(Records that describe figures)
* start *

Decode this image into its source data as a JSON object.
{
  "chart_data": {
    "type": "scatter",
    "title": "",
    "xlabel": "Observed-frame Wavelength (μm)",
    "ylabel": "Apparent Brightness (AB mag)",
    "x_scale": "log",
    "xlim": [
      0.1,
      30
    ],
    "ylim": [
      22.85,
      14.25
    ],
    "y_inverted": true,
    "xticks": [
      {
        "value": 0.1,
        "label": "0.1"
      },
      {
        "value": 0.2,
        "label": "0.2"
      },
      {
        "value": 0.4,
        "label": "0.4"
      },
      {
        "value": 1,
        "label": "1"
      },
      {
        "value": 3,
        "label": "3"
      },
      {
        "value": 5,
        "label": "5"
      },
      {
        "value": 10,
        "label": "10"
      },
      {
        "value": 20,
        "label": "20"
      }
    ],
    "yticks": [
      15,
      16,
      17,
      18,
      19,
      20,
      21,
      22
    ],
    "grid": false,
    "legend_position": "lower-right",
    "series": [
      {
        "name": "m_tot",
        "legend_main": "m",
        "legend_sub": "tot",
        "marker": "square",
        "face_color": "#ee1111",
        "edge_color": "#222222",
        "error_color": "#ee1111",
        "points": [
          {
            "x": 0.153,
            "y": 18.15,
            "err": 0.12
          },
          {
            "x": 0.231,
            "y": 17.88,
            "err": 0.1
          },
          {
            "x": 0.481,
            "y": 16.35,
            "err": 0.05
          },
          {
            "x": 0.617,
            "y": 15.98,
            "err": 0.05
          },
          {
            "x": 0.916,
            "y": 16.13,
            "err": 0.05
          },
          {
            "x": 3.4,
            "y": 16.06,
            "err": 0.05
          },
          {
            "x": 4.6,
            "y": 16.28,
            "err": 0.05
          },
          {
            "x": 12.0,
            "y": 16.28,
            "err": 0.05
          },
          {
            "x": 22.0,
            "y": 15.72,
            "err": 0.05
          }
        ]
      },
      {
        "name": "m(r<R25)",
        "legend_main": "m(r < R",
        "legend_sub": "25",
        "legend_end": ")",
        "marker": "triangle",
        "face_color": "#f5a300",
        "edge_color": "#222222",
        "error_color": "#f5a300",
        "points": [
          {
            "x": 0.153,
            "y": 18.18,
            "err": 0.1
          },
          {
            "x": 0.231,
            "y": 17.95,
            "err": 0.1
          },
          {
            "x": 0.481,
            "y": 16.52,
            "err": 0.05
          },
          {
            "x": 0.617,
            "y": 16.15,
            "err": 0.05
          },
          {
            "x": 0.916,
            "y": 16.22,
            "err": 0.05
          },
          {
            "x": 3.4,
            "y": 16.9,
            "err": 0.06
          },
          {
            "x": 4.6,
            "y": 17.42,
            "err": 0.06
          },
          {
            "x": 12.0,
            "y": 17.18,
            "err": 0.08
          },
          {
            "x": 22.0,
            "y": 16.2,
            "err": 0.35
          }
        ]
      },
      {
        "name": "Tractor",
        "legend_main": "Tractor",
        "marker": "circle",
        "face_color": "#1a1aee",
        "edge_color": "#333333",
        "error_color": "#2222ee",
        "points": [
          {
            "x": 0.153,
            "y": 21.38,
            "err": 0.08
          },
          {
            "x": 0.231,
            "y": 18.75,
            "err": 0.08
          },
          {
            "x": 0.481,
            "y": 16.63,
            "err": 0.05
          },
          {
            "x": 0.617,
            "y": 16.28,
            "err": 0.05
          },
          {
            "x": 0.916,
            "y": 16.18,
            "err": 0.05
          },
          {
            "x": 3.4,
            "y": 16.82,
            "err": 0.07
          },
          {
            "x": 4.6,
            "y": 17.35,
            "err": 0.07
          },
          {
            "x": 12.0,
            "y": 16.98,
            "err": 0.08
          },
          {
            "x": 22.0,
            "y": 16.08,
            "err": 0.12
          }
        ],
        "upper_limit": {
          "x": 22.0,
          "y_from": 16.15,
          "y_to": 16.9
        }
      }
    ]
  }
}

* end *

- Problem requirements -
Give nothing but the count of lines in the listing above that hold the string "value".

- Correct output -
8